- [EXERCISE AIM] Word for word, restate every line of the material.

- [Extracted records]
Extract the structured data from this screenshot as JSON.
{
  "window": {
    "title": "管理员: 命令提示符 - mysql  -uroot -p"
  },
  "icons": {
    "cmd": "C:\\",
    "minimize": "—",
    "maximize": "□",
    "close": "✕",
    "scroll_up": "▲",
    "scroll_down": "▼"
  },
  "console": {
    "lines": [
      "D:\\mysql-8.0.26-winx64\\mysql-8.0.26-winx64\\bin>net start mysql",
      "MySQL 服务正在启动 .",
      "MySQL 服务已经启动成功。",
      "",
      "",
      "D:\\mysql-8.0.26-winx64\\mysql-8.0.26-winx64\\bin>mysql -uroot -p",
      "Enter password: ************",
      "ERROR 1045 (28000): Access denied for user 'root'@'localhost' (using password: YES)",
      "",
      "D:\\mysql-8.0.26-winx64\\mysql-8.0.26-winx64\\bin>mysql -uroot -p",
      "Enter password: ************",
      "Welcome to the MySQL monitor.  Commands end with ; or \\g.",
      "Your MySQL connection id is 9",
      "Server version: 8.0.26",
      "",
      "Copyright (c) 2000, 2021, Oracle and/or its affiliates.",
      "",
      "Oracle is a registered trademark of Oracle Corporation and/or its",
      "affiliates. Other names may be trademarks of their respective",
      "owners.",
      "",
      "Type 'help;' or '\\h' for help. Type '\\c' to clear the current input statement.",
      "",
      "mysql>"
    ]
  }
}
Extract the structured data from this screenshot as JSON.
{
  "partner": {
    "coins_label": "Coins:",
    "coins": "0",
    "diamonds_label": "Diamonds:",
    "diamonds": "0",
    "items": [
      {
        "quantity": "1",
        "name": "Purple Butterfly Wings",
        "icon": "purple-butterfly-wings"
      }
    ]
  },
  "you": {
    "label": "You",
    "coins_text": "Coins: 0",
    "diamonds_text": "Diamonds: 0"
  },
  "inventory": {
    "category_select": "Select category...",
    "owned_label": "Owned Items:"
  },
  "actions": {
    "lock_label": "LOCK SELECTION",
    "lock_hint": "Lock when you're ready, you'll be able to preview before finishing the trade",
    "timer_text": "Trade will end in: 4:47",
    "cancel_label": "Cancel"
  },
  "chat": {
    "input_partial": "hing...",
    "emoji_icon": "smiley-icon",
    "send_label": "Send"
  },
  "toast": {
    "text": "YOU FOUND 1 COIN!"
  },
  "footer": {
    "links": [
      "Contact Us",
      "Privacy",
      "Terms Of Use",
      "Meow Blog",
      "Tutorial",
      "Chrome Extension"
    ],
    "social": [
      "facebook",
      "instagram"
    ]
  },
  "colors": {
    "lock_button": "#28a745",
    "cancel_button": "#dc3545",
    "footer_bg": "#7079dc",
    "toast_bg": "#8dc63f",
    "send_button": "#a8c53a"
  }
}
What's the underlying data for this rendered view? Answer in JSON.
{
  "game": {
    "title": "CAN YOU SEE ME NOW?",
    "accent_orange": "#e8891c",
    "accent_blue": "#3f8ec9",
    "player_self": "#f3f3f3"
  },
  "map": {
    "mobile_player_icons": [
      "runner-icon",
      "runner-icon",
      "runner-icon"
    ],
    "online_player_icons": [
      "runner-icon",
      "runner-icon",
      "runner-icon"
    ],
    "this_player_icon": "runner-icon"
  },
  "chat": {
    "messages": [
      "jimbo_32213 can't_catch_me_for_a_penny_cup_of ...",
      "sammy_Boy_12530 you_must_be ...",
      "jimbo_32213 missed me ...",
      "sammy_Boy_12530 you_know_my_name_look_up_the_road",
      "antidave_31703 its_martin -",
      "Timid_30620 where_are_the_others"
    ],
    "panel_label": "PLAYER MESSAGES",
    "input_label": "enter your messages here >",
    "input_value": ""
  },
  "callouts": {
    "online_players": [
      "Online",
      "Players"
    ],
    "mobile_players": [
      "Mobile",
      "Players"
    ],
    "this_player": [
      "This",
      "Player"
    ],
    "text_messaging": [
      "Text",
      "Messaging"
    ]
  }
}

- [SOLUTION FOR THIS EXERCISE]
Extract the structured data from this screenshot as JSON.
{
  "window": {
    "title": "管理员: 命令提示符 - mysql  -uroot -p"
  },
  "icons": {
    "cmd": "C:\\",
    "minimize": "—",
    "maximize": "□",
    "close": "✕",
    "scroll_up": "▲",
    "scroll_down": "▼"
  },
  "console": {
    "lines": [
      "D:\\mysql-8.0.26-winx64\\mysql-8.0.26-winx64\\bin>net start mysql",
      "MySQL 服务正在启动 .",
      "MySQL 服务已经启动成功。",
      "",
      "",
      "D:\\mysql-8.0.26-winx64\\mysql-8.0.26-winx64\\bin>mysql -uroot -p",
      "Enter password: ************",
      "ERROR 1045 (28000): Access denied for user 'root'@'localhost' (using password: YES)",
      "",
      "D:\\mysql-8.0.26-winx64\\mysql-8.0.26-winx64\\bin>mysql -uroot -p",
      "Enter password: ************",
      "Welcome to the MySQL monitor.  Commands end with ; or \\g.",
      "Your MySQL connection id is 9",
      "Server version: 8.0.26",
      "",
      "Copyright (c) 2000, 2021, Oracle and/or its affiliates.",
      "",
      "Oracle is a registered trademark of Oracle Corporation and/or its",
      "affiliates. Other names may be trademarks of their respective",
      "owners.",
      "",
      "Type 'help;' or '\\h' for help. Type '\\c' to clear the current input statement.",
      "",
      "mysql>"
    ]
  }
}
Extract the structured data from this screenshot as JSON.
{
  "partner": {
    "coins_label": "Coins:",
    "coins": "0",
    "diamonds_label": "Diamonds:",
    "diamonds": "0",
    "items": [
      {
        "quantity": "1",
        "name": "Purple Butterfly Wings",
        "icon": "purple-butterfly-wings"
      }
    ]
  },
  "you": {
    "label": "You",
    "coins_text": "Coins: 0",
    "diamonds_text": "Diamonds: 0"
  },
  "inventory": {
    "category_select": "Select category...",
    "owned_label": "Owned Items:"
  },
  "actions": {
    "lock_label": "LOCK SELECTION",
    "lock_hint": "Lock when you're ready, you'll be able to preview before finishing the trade",
    "timer_text": "Trade will end in: 4:47",
    "cancel_label": "Cancel"
  },
  "chat": {
    "input_partial": "hing...",
    "emoji_icon": "smiley-icon",
    "send_label": "Send"
  },
  "toast": {
    "text": "YOU FOUND 1 COIN!"
  },
  "footer": {
    "links": [
      "Contact Us",
      "Privacy",
      "Terms Of Use",
      "Meow Blog",
      "Tutorial",
      "Chrome Extension"
    ],
    "social": [
      "facebook",
      "instagram"
    ]
  },
  "colors": {
    "lock_button": "#28a745",
    "cancel_button": "#dc3545",
    "footer_bg": "#7079dc",
    "toast_bg": "#8dc63f",
    "send_button": "#a8c53a"
  }
}
What's the underlying data for this rendered view? Answer in JSON.
{
  "game": {
    "title": "CAN YOU SEE ME NOW?",
    "accent_orange": "#e8891c",
    "accent_blue": "#3f8ec9",
    "player_self": "#f3f3f3"
  },
  "map": {
    "mobile_player_icons": [
      "runner-icon",
      "runner-icon",
      "runner-icon"
    ],
    "online_player_icons": [
      "runner-icon",
      "runner-icon",
      "runner-icon"
    ],
    "this_player_icon": "runner-icon"
  },
  "chat": {
    "messages": [
      "jimbo_32213 can't_catch_me_for_a_penny_cup_of ...",
      "sammy_Boy_12530 you_must_be ...",
      "jimbo_32213 missed me ...",
      "sammy_Boy_12530 you_know_my_name_look_up_the_road",
      "antidave_31703 its_martin -",
      "Timid_30620 where_are_the_others"
    ],
    "panel_label": "PLAYER MESSAGES",
    "input_label": "enter your messages here >",
    "input_value": ""
  },
  "callouts": {
    "online_players": [
      "Online",
      "Players"
    ],
    "mobile_players": [
      "Mobile",
      "Players"
    ],
    "this_player": [
      "This",
      "Player"
    ],
    "text_messaging": [
      "Text",
      "Messaging"
    ]
  }
}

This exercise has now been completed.